* Stored records *
######
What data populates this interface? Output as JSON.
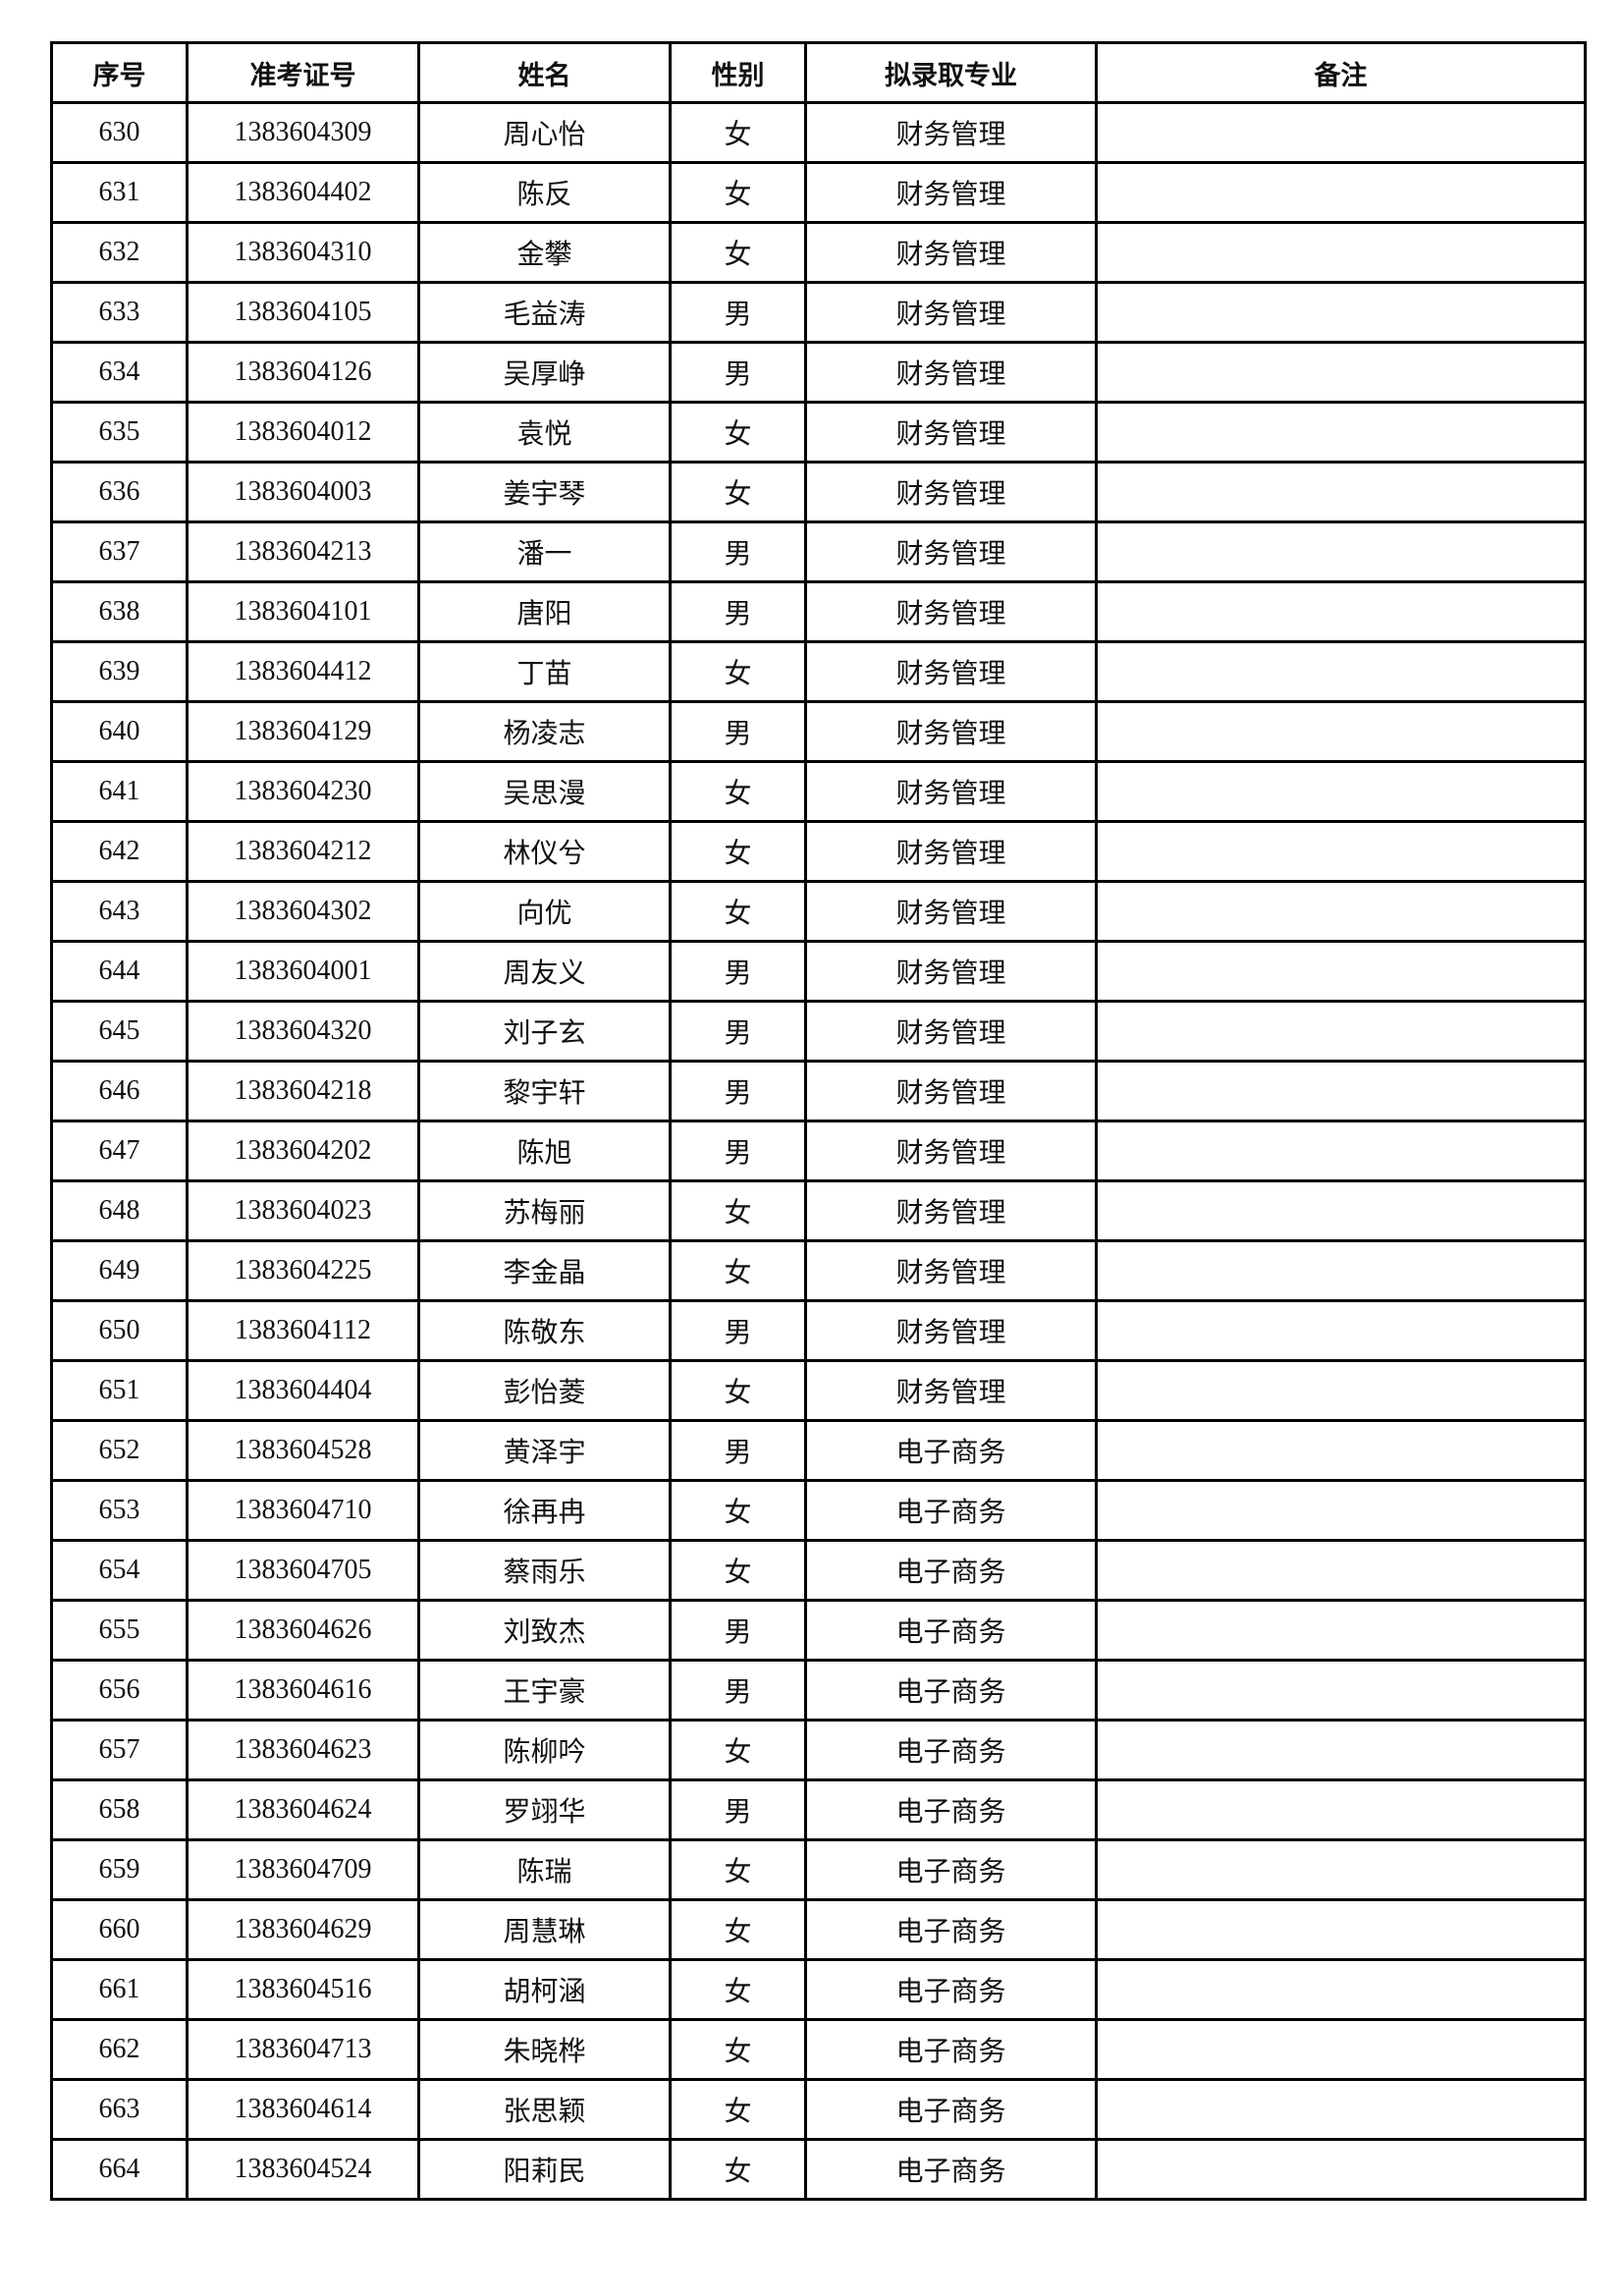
{
  "headers": [
    "序号",
    "准考证号",
    "姓名",
    "性别",
    "拟录取专业",
    "备注"
  ],
  "rows": [
    [
      "630",
      "1383604309",
      "周心怡",
      "女",
      "财务管理",
      ""
    ],
    [
      "631",
      "1383604402",
      "陈反",
      "女",
      "财务管理",
      ""
    ],
    [
      "632",
      "1383604310",
      "金攀",
      "女",
      "财务管理",
      ""
    ],
    [
      "633",
      "1383604105",
      "毛益涛",
      "男",
      "财务管理",
      ""
    ],
    [
      "634",
      "1383604126",
      "吴厚峥",
      "男",
      "财务管理",
      ""
    ],
    [
      "635",
      "1383604012",
      "袁悦",
      "女",
      "财务管理",
      ""
    ],
    [
      "636",
      "1383604003",
      "姜宇琴",
      "女",
      "财务管理",
      ""
    ],
    [
      "637",
      "1383604213",
      "潘一",
      "男",
      "财务管理",
      ""
    ],
    [
      "638",
      "1383604101",
      "唐阳",
      "男",
      "财务管理",
      ""
    ],
    [
      "639",
      "1383604412",
      "丁苗",
      "女",
      "财务管理",
      ""
    ],
    [
      "640",
      "1383604129",
      "杨凌志",
      "男",
      "财务管理",
      ""
    ],
    [
      "641",
      "1383604230",
      "吴思漫",
      "女",
      "财务管理",
      ""
    ],
    [
      "642",
      "1383604212",
      "林仪兮",
      "女",
      "财务管理",
      ""
    ],
    [
      "643",
      "1383604302",
      "向优",
      "女",
      "财务管理",
      ""
    ],
    [
      "644",
      "1383604001",
      "周友义",
      "男",
      "财务管理",
      ""
    ],
    [
      "645",
      "1383604320",
      "刘子玄",
      "男",
      "财务管理",
      ""
    ],
    [
      "646",
      "1383604218",
      "黎宇轩",
      "男",
      "财务管理",
      ""
    ],
    [
      "647",
      "1383604202",
      "陈旭",
      "男",
      "财务管理",
      ""
    ],
    [
      "648",
      "1383604023",
      "苏梅丽",
      "女",
      "财务管理",
      ""
    ],
    [
      "649",
      "1383604225",
      "李金晶",
      "女",
      "财务管理",
      ""
    ],
    [
      "650",
      "1383604112",
      "陈敬东",
      "男",
      "财务管理",
      ""
    ],
    [
      "651",
      "1383604404",
      "彭怡菱",
      "女",
      "财务管理",
      ""
    ],
    [
      "652",
      "1383604528",
      "黄泽宇",
      "男",
      "电子商务",
      ""
    ],
    [
      "653",
      "1383604710",
      "徐再冉",
      "女",
      "电子商务",
      ""
    ],
    [
      "654",
      "1383604705",
      "蔡雨乐",
      "女",
      "电子商务",
      ""
    ],
    [
      "655",
      "1383604626",
      "刘致杰",
      "男",
      "电子商务",
      ""
    ],
    [
      "656",
      "1383604616",
      "王宇豪",
      "男",
      "电子商务",
      ""
    ],
    [
      "657",
      "1383604623",
      "陈柳吟",
      "女",
      "电子商务",
      ""
    ],
    [
      "658",
      "1383604624",
      "罗翊华",
      "男",
      "电子商务",
      ""
    ],
    [
      "659",
      "1383604709",
      "陈瑞",
      "女",
      "电子商务",
      ""
    ],
    [
      "660",
      "1383604629",
      "周慧琳",
      "女",
      "电子商务",
      ""
    ],
    [
      "661",
      "1383604516",
      "胡柯涵",
      "女",
      "电子商务",
      ""
    ],
    [
      "662",
      "1383604713",
      "朱晓桦",
      "女",
      "电子商务",
      ""
    ],
    [
      "663",
      "1383604614",
      "张思颖",
      "女",
      "电子商务",
      ""
    ],
    [
      "664",
      "1383604524",
      "阳莉民",
      "女",
      "电子商务",
      ""
    ]
  ]
}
######
* Prompt *
Repeat each entry precisely as it appears. Leave the pictures out.

* Problem solution *
What data populates this interface? Output as JSON.
{
  "headers": [
    "序号",
    "准考证号",
    "姓名",
    "性别",
    "拟录取专业",
    "备注"
  ],
  "rows": [
    [
      "630",
      "1383604309",
      "周心怡",
      "女",
      "财务管理",
      ""
    ],
    [
      "631",
      "1383604402",
      "陈反",
      "女",
      "财务管理",
      ""
    ],
    [
      "632",
      "1383604310",
      "金攀",
      "女",
      "财务管理",
      ""
    ],
    [
      "633",
      "1383604105",
      "毛益涛",
      "男",
      "财务管理",
      ""
    ],
    [
      "634",
      "1383604126",
      "吴厚峥",
      "男",
      "财务管理",
      ""
    ],
    [
      "635",
      "1383604012",
      "袁悦",
      "女",
      "财务管理",
      ""
    ],
    [
      "636",
      "1383604003",
      "姜宇琴",
      "女",
      "财务管理",
      ""
    ],
    [
      "637",
      "1383604213",
      "潘一",
      "男",
      "财务管理",
      ""
    ],
    [
      "638",
      "1383604101",
      "唐阳",
      "男",
      "财务管理",
      ""
    ],
    [
      "639",
      "1383604412",
      "丁苗",
      "女",
      "财务管理",
      ""
    ],
    [
      "640",
      "1383604129",
      "杨凌志",
      "男",
      "财务管理",
      ""
    ],
    [
      "641",
      "1383604230",
      "吴思漫",
      "女",
      "财务管理",
      ""
    ],
    [
      "642",
      "1383604212",
      "林仪兮",
      "女",
      "财务管理",
      ""
    ],
    [
      "643",
      "1383604302",
      "向优",
      "女",
      "财务管理",
      ""
    ],
    [
      "644",
      "1383604001",
      "周友义",
      "男",
      "财务管理",
      ""
    ],
    [
      "645",
      "1383604320",
      "刘子玄",
      "男",
      "财务管理",
      ""
    ],
    [
      "646",
      "1383604218",
      "黎宇轩",
      "男",
      "财务管理",
      ""
    ],
    [
      "647",
      "1383604202",
      "陈旭",
      "男",
      "财务管理",
      ""
    ],
    [
      "648",
      "1383604023",
      "苏梅丽",
      "女",
      "财务管理",
      ""
    ],
    [
      "649",
      "1383604225",
      "李金晶",
      "女",
      "财务管理",
      ""
    ],
    [
      "650",
      "1383604112",
      "陈敬东",
      "男",
      "财务管理",
      ""
    ],
    [
      "651",
      "1383604404",
      "彭怡菱",
      "女",
      "财务管理",
      ""
    ],
    [
      "652",
      "1383604528",
      "黄泽宇",
      "男",
      "电子商务",
      ""
    ],
    [
      "653",
      "1383604710",
      "徐再冉",
      "女",
      "电子商务",
      ""
    ],
    [
      "654",
      "1383604705",
      "蔡雨乐",
      "女",
      "电子商务",
      ""
    ],
    [
      "655",
      "1383604626",
      "刘致杰",
      "男",
      "电子商务",
      ""
    ],
    [
      "656",
      "1383604616",
      "王宇豪",
      "男",
      "电子商务",
      ""
    ],
    [
      "657",
      "1383604623",
      "陈柳吟",
      "女",
      "电子商务",
      ""
    ],
    [
      "658",
      "1383604624",
      "罗翊华",
      "男",
      "电子商务",
      ""
    ],
    [
      "659",
      "1383604709",
      "陈瑞",
      "女",
      "电子商务",
      ""
    ],
    [
      "660",
      "1383604629",
      "周慧琳",
      "女",
      "电子商务",
      ""
    ],
    [
      "661",
      "1383604516",
      "胡柯涵",
      "女",
      "电子商务",
      ""
    ],
    [
      "662",
      "1383604713",
      "朱晓桦",
      "女",
      "电子商务",
      ""
    ],
    [
      "663",
      "1383604614",
      "张思颖",
      "女",
      "电子商务",
      ""
    ],
    [
      "664",
      "1383604524",
      "阳莉民",
      "女",
      "电子商务",
      ""
    ]
  ]
}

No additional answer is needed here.